— What is needed —
Only lines holding the string "color" are wanted; copy each one from the material.
** Start Task input **
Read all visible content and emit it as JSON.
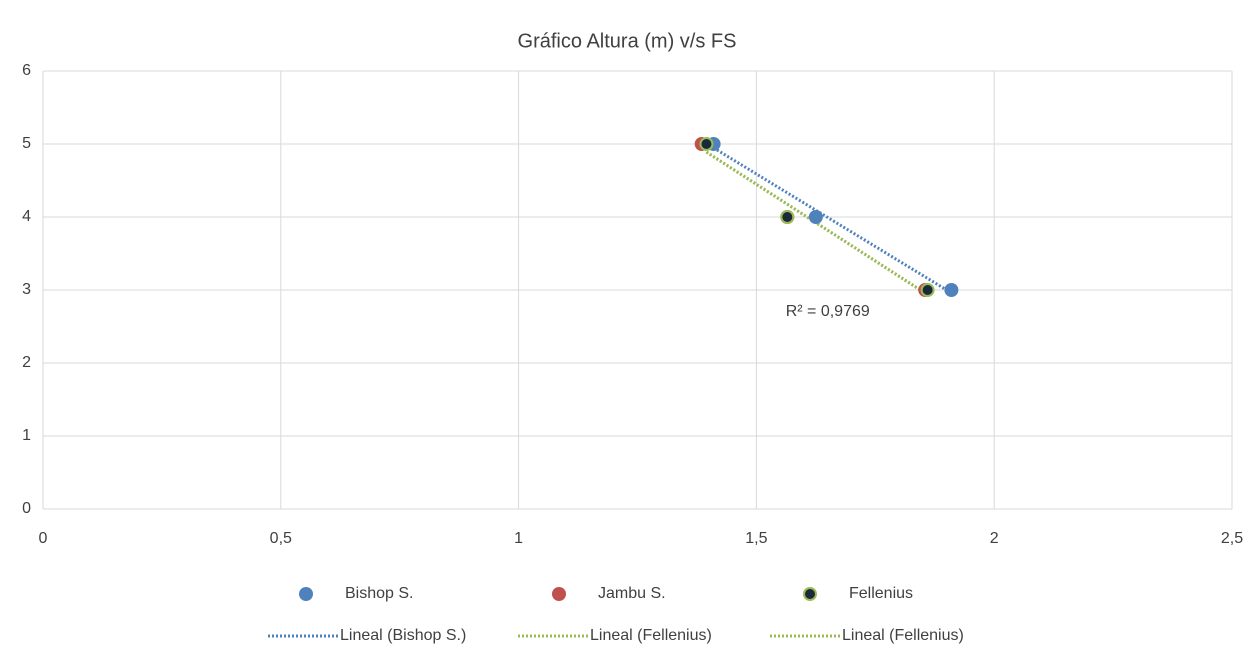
{
  "chart_data": {
    "type": "scatter",
    "title": "Gráfico Altura (m) v/s FS",
    "xlim": [
      0,
      2.5
    ],
    "xticks": [
      0,
      {
        "value": 0.5,
        "label": "0,5"
      },
      1,
      {
        "value": 1.5,
        "label": "1,5"
      },
      2,
      {
        "value": 2.5,
        "label": "2,5"
      }
    ],
    "ylim": [
      0,
      6
    ],
    "yticks": [
      0,
      1,
      2,
      3,
      4,
      5,
      6
    ],
    "grid": true,
    "series": [
      {
        "name": "Bishop S.",
        "color": "#4f81bd",
        "x": [
          1.41,
          1.625,
          1.91
        ],
        "values": [
          5,
          4,
          3
        ]
      },
      {
        "name": "Jambu S.",
        "color": "#c0504d",
        "x": [
          1.385,
          1.565,
          1.855
        ],
        "values": [
          5,
          4,
          3
        ]
      },
      {
        "name": "Fellenius",
        "color": "#1b2a3a",
        "edge": "#9bbb59",
        "x": [
          1.395,
          1.565,
          1.86
        ],
        "values": [
          5,
          4,
          3
        ]
      }
    ],
    "trendlines": [
      {
        "name": "Lineal (Bishop S.)",
        "series": 0,
        "color": "#4f81bd"
      },
      {
        "name": "Lineal (Fellenius)",
        "series": 2,
        "color": "#9bbb59"
      },
      {
        "name": "Lineal (Fellenius)",
        "series": 2,
        "color": "#9bbb59"
      }
    ],
    "annotation": {
      "text": "R² = 0,9769",
      "x": 1.65,
      "y": 2.7
    },
    "legend": "bottom"
  }
}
** End Task input **
— Result below —
        "color": "#4f81bd",
        "color": "#c0504d",
        "color": "#1b2a3a",
        "color": "#4f81bd"
        "color": "#9bbb59"
        "color": "#9bbb59"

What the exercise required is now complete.